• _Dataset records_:
------------------------------

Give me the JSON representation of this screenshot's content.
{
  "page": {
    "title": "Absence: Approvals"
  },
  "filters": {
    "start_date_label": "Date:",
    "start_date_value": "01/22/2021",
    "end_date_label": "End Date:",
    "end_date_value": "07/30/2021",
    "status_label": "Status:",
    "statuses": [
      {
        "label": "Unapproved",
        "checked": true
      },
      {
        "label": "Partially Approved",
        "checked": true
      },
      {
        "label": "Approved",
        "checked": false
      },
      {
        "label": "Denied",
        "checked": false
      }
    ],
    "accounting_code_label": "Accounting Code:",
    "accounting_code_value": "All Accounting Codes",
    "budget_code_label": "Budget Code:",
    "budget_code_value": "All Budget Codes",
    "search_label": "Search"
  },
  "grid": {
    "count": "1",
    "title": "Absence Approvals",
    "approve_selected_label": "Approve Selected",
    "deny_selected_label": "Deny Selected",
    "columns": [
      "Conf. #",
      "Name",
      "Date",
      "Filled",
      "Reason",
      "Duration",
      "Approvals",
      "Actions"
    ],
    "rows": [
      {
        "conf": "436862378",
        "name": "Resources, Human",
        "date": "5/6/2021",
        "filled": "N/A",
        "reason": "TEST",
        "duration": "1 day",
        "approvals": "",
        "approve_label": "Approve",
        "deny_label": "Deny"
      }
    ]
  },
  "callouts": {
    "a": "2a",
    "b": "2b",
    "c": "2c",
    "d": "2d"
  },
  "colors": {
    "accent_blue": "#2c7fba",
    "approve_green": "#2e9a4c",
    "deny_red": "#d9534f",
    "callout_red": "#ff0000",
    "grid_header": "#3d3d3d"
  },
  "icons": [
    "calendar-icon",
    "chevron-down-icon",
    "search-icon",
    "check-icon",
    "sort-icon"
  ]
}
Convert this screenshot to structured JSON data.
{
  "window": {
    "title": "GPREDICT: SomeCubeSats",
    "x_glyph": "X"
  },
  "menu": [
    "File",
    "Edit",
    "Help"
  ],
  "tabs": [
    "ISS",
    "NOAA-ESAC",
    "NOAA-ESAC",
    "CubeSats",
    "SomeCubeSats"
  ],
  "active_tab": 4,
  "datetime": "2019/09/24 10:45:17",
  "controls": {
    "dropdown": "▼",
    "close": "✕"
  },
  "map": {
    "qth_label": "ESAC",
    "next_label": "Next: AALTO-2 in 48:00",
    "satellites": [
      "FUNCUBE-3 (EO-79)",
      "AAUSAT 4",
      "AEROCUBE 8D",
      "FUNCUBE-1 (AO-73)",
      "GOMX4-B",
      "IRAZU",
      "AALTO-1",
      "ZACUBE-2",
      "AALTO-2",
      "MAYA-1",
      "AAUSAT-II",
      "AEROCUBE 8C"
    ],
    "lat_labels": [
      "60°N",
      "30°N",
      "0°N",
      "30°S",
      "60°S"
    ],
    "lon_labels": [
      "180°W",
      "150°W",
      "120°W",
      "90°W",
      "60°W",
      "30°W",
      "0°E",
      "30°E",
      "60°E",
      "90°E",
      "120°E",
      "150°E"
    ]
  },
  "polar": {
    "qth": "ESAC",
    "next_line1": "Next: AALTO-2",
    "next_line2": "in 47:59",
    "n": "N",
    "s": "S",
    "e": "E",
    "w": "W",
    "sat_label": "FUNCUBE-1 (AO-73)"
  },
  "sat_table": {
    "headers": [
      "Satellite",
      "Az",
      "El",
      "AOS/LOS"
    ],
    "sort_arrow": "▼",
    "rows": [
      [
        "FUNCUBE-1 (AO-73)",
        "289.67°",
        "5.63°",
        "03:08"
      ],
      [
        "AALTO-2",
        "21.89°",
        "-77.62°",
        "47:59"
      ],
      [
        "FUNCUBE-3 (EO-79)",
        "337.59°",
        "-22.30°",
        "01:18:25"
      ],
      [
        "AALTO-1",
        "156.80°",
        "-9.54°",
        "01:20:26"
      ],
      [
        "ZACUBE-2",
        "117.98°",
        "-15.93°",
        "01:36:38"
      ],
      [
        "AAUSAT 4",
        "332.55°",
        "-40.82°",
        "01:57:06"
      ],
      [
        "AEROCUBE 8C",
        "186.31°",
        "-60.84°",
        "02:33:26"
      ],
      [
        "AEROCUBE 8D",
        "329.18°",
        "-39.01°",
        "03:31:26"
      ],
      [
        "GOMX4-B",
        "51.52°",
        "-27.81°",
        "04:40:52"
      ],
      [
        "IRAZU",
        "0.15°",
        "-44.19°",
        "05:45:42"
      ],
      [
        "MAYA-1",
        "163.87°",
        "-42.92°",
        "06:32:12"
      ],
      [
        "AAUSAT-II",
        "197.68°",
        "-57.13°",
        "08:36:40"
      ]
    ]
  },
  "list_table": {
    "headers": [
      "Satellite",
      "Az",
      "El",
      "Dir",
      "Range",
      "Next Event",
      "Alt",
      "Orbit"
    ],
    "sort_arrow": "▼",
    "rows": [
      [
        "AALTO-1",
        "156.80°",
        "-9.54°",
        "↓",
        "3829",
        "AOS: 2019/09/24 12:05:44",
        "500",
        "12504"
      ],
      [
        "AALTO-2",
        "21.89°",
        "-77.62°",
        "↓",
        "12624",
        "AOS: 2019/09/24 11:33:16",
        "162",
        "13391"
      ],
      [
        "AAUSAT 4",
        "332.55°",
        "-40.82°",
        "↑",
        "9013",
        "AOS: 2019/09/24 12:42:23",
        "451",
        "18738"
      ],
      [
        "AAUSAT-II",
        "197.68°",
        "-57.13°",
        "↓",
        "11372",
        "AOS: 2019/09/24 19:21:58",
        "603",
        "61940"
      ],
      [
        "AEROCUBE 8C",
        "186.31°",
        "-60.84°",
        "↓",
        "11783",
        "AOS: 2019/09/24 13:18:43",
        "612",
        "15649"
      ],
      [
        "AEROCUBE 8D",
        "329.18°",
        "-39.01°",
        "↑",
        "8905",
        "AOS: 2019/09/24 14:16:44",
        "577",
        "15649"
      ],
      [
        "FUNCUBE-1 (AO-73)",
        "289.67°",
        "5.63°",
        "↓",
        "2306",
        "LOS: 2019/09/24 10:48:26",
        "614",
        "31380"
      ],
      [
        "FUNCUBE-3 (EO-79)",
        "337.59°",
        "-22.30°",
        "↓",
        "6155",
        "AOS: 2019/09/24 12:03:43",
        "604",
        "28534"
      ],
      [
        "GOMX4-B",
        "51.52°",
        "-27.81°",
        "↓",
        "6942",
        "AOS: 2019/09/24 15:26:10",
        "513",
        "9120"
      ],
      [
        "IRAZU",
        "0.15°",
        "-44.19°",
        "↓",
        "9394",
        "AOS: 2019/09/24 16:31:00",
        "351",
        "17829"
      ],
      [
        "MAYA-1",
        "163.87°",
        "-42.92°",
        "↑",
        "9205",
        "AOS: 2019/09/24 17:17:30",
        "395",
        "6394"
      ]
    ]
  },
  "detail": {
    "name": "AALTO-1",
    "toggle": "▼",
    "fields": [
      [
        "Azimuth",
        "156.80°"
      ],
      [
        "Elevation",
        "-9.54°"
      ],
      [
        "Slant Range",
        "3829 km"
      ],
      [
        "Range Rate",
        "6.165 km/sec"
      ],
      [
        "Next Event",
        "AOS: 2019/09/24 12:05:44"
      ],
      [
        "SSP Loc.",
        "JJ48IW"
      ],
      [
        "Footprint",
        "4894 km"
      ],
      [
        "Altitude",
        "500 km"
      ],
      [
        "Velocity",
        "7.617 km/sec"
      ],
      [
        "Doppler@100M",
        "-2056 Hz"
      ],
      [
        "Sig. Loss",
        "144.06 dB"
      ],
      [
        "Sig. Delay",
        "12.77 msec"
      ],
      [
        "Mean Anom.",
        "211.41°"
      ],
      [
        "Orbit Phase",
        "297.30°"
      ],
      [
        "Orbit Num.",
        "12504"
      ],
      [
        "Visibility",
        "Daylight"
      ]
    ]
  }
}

------------------------------

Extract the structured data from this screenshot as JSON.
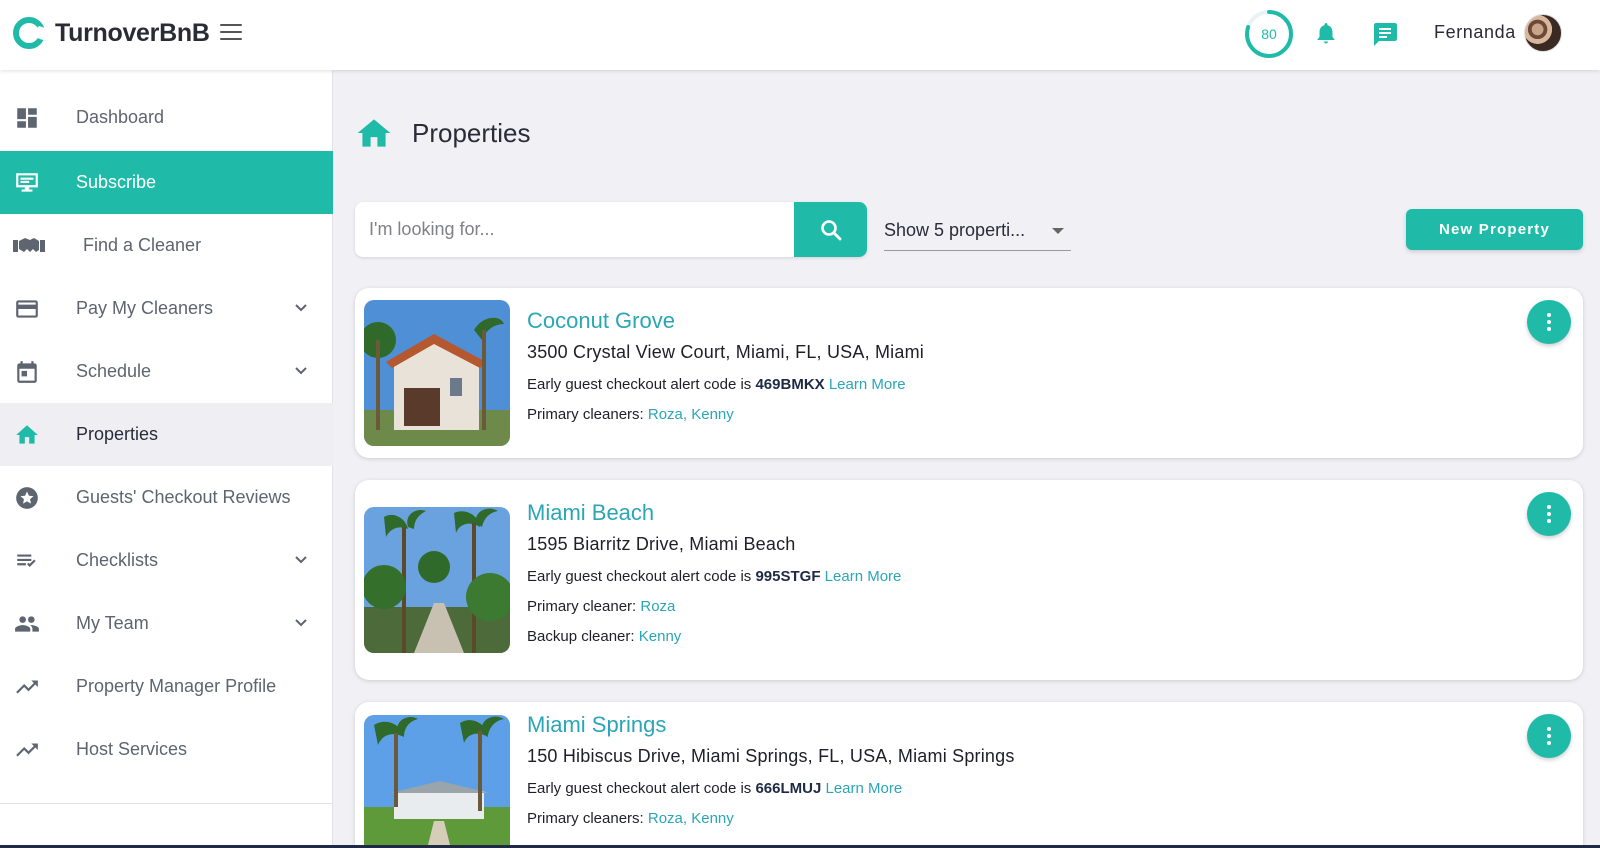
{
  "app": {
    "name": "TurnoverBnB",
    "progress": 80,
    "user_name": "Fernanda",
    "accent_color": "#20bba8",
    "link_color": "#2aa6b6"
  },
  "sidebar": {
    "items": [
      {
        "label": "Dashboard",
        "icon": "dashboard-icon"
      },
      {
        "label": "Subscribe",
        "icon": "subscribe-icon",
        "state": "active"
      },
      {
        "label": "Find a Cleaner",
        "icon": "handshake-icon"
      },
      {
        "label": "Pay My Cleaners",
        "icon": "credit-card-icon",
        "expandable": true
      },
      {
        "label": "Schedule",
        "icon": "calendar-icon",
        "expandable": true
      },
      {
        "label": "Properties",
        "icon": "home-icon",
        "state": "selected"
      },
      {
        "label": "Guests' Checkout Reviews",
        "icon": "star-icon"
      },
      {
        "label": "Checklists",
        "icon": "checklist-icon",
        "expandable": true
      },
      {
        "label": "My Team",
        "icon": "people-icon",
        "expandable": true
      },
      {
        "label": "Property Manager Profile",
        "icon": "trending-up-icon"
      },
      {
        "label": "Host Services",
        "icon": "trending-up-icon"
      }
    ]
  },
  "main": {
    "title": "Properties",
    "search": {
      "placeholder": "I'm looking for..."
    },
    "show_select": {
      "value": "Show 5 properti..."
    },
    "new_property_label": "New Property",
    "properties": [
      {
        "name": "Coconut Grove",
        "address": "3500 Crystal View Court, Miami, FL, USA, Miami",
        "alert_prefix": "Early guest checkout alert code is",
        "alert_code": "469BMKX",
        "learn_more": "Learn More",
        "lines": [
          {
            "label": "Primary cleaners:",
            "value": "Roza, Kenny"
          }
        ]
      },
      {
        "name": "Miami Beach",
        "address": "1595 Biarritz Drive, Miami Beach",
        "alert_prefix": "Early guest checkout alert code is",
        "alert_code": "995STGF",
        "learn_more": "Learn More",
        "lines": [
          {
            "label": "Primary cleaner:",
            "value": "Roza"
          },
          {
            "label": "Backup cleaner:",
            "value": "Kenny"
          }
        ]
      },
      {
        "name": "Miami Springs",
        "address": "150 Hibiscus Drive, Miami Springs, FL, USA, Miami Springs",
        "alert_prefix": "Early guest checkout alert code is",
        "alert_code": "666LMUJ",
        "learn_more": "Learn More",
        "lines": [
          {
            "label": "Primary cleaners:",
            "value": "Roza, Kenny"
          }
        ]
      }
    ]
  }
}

------------------------------

• _Task brief_: Identify all lines where the word "screenshot" shows up. Copy them.

• _Problem solution_:
Give me the JSON representation of this screenshot's content.
Convert this screenshot to structured JSON data.
Extract the structured data from this screenshot as JSON.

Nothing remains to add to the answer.